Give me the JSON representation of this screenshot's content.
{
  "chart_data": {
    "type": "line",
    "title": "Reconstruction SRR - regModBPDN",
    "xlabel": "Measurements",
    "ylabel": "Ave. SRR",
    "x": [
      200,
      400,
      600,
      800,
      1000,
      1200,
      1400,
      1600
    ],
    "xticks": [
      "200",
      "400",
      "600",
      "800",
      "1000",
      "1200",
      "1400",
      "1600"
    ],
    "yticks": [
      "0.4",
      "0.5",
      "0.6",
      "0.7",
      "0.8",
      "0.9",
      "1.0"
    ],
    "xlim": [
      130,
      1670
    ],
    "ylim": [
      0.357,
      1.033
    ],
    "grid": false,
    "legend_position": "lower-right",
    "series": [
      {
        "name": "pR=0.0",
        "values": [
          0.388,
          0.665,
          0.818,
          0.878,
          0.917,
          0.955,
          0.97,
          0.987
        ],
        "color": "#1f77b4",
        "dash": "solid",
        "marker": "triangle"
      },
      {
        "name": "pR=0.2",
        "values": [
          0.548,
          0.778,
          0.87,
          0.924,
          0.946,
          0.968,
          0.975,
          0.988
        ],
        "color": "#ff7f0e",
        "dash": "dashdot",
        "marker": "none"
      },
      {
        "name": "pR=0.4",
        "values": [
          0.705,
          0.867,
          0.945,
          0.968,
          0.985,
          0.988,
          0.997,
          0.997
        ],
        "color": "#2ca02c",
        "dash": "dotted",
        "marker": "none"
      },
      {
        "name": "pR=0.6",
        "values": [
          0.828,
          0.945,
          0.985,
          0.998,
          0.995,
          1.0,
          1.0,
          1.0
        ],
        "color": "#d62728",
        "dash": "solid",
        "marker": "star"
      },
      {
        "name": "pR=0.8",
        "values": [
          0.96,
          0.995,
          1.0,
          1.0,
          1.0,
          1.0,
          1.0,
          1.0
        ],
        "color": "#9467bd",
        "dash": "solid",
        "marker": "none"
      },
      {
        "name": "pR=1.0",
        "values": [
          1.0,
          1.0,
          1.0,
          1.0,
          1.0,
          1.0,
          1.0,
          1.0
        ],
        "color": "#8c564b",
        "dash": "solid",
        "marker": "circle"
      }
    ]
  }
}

Task to complete → Copy the records above exactly as they appear.

Solved exercise →
Give me the JSON representation of this screenshot's content.
{
  "chart_data": {
    "type": "line",
    "title": "Reconstruction SRR - regModBPDN",
    "xlabel": "Measurements",
    "ylabel": "Ave. SRR",
    "x": [
      200,
      400,
      600,
      800,
      1000,
      1200,
      1400,
      1600
    ],
    "xticks": [
      "200",
      "400",
      "600",
      "800",
      "1000",
      "1200",
      "1400",
      "1600"
    ],
    "yticks": [
      "0.4",
      "0.5",
      "0.6",
      "0.7",
      "0.8",
      "0.9",
      "1.0"
    ],
    "xlim": [
      130,
      1670
    ],
    "ylim": [
      0.357,
      1.033
    ],
    "grid": false,
    "legend_position": "lower-right",
    "series": [
      {
        "name": "pR=0.0",
        "values": [
          0.388,
          0.665,
          0.818,
          0.878,
          0.917,
          0.955,
          0.97,
          0.987
        ],
        "color": "#1f77b4",
        "dash": "solid",
        "marker": "triangle"
      },
      {
        "name": "pR=0.2",
        "values": [
          0.548,
          0.778,
          0.87,
          0.924,
          0.946,
          0.968,
          0.975,
          0.988
        ],
        "color": "#ff7f0e",
        "dash": "dashdot",
        "marker": "none"
      },
      {
        "name": "pR=0.4",
        "values": [
          0.705,
          0.867,
          0.945,
          0.968,
          0.985,
          0.988,
          0.997,
          0.997
        ],
        "color": "#2ca02c",
        "dash": "dotted",
        "marker": "none"
      },
      {
        "name": "pR=0.6",
        "values": [
          0.828,
          0.945,
          0.985,
          0.998,
          0.995,
          1.0,
          1.0,
          1.0
        ],
        "color": "#d62728",
        "dash": "solid",
        "marker": "star"
      },
      {
        "name": "pR=0.8",
        "values": [
          0.96,
          0.995,
          1.0,
          1.0,
          1.0,
          1.0,
          1.0,
          1.0
        ],
        "color": "#9467bd",
        "dash": "solid",
        "marker": "none"
      },
      {
        "name": "pR=1.0",
        "values": [
          1.0,
          1.0,
          1.0,
          1.0,
          1.0,
          1.0,
          1.0,
          1.0
        ],
        "color": "#8c564b",
        "dash": "solid",
        "marker": "circle"
      }
    ]
  }
}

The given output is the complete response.